§ Directions
Will you output all of the data below exactly, omitting the images?
* Start *
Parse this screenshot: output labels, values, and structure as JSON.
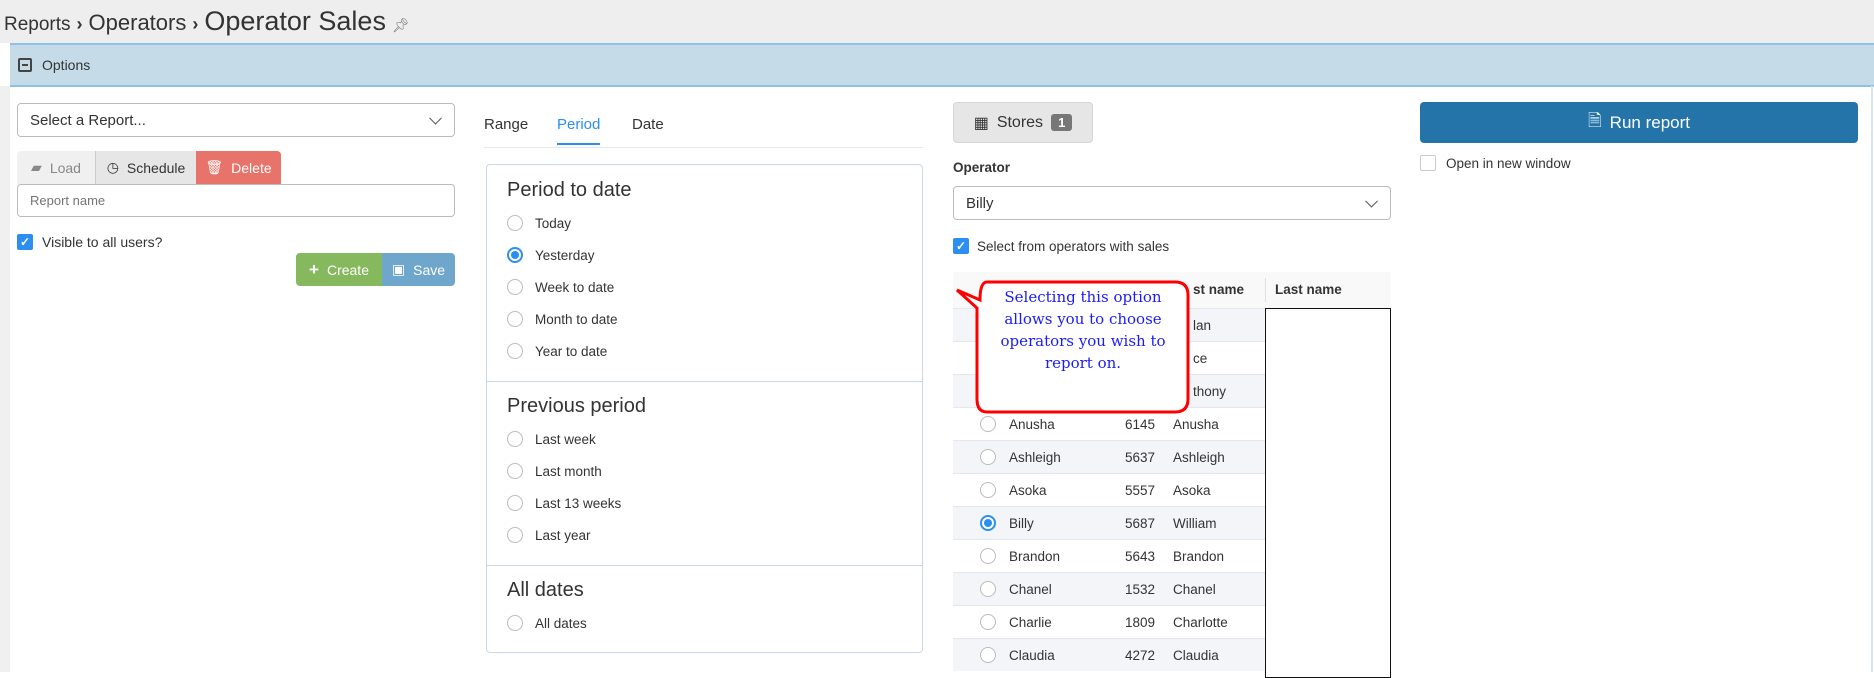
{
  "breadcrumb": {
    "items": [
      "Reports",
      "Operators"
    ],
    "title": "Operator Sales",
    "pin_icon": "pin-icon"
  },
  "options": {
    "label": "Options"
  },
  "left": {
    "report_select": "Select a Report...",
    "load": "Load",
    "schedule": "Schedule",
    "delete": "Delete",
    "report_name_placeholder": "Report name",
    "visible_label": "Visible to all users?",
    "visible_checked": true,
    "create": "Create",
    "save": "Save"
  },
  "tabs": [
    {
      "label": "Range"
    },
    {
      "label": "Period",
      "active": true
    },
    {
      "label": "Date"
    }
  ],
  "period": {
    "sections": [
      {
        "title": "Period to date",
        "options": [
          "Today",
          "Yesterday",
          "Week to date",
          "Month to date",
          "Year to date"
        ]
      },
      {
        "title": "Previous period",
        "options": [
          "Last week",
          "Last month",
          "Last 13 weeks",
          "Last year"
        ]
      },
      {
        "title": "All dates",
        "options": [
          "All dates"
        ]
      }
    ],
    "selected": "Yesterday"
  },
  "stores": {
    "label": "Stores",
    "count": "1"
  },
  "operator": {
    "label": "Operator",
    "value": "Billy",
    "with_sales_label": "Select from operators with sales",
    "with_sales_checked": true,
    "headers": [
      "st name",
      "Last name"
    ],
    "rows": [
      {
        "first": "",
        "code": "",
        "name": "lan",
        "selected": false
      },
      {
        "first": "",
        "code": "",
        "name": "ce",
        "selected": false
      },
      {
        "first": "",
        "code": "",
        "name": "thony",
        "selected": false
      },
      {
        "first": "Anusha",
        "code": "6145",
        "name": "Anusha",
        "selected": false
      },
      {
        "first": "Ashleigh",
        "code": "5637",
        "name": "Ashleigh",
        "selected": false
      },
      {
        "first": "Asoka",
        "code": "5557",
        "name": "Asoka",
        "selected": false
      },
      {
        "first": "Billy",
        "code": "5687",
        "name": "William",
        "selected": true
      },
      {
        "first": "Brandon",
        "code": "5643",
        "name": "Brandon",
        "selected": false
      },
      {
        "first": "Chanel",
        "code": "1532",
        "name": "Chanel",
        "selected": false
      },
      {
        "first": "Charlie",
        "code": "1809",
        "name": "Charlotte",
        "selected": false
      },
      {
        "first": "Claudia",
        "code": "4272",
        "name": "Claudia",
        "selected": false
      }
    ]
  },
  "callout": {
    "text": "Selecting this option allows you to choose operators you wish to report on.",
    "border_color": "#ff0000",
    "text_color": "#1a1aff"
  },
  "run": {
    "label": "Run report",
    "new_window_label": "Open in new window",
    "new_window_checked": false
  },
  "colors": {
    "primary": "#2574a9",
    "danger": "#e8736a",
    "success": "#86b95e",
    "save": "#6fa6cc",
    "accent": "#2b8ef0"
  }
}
* End *
§ Reply to the task
Parse this screenshot: output labels, values, and structure as JSON.
{
  "breadcrumb": {
    "items": [
      "Reports",
      "Operators"
    ],
    "title": "Operator Sales",
    "pin_icon": "pin-icon"
  },
  "options": {
    "label": "Options"
  },
  "left": {
    "report_select": "Select a Report...",
    "load": "Load",
    "schedule": "Schedule",
    "delete": "Delete",
    "report_name_placeholder": "Report name",
    "visible_label": "Visible to all users?",
    "visible_checked": true,
    "create": "Create",
    "save": "Save"
  },
  "tabs": [
    {
      "label": "Range"
    },
    {
      "label": "Period",
      "active": true
    },
    {
      "label": "Date"
    }
  ],
  "period": {
    "sections": [
      {
        "title": "Period to date",
        "options": [
          "Today",
          "Yesterday",
          "Week to date",
          "Month to date",
          "Year to date"
        ]
      },
      {
        "title": "Previous period",
        "options": [
          "Last week",
          "Last month",
          "Last 13 weeks",
          "Last year"
        ]
      },
      {
        "title": "All dates",
        "options": [
          "All dates"
        ]
      }
    ],
    "selected": "Yesterday"
  },
  "stores": {
    "label": "Stores",
    "count": "1"
  },
  "operator": {
    "label": "Operator",
    "value": "Billy",
    "with_sales_label": "Select from operators with sales",
    "with_sales_checked": true,
    "headers": [
      "st name",
      "Last name"
    ],
    "rows": [
      {
        "first": "",
        "code": "",
        "name": "lan",
        "selected": false
      },
      {
        "first": "",
        "code": "",
        "name": "ce",
        "selected": false
      },
      {
        "first": "",
        "code": "",
        "name": "thony",
        "selected": false
      },
      {
        "first": "Anusha",
        "code": "6145",
        "name": "Anusha",
        "selected": false
      },
      {
        "first": "Ashleigh",
        "code": "5637",
        "name": "Ashleigh",
        "selected": false
      },
      {
        "first": "Asoka",
        "code": "5557",
        "name": "Asoka",
        "selected": false
      },
      {
        "first": "Billy",
        "code": "5687",
        "name": "William",
        "selected": true
      },
      {
        "first": "Brandon",
        "code": "5643",
        "name": "Brandon",
        "selected": false
      },
      {
        "first": "Chanel",
        "code": "1532",
        "name": "Chanel",
        "selected": false
      },
      {
        "first": "Charlie",
        "code": "1809",
        "name": "Charlotte",
        "selected": false
      },
      {
        "first": "Claudia",
        "code": "4272",
        "name": "Claudia",
        "selected": false
      }
    ]
  },
  "callout": {
    "text": "Selecting this option allows you to choose operators you wish to report on.",
    "border_color": "#ff0000",
    "text_color": "#1a1aff"
  },
  "run": {
    "label": "Run report",
    "new_window_label": "Open in new window",
    "new_window_checked": false
  },
  "colors": {
    "primary": "#2574a9",
    "danger": "#e8736a",
    "success": "#86b95e",
    "save": "#6fa6cc",
    "accent": "#2b8ef0"
  }
}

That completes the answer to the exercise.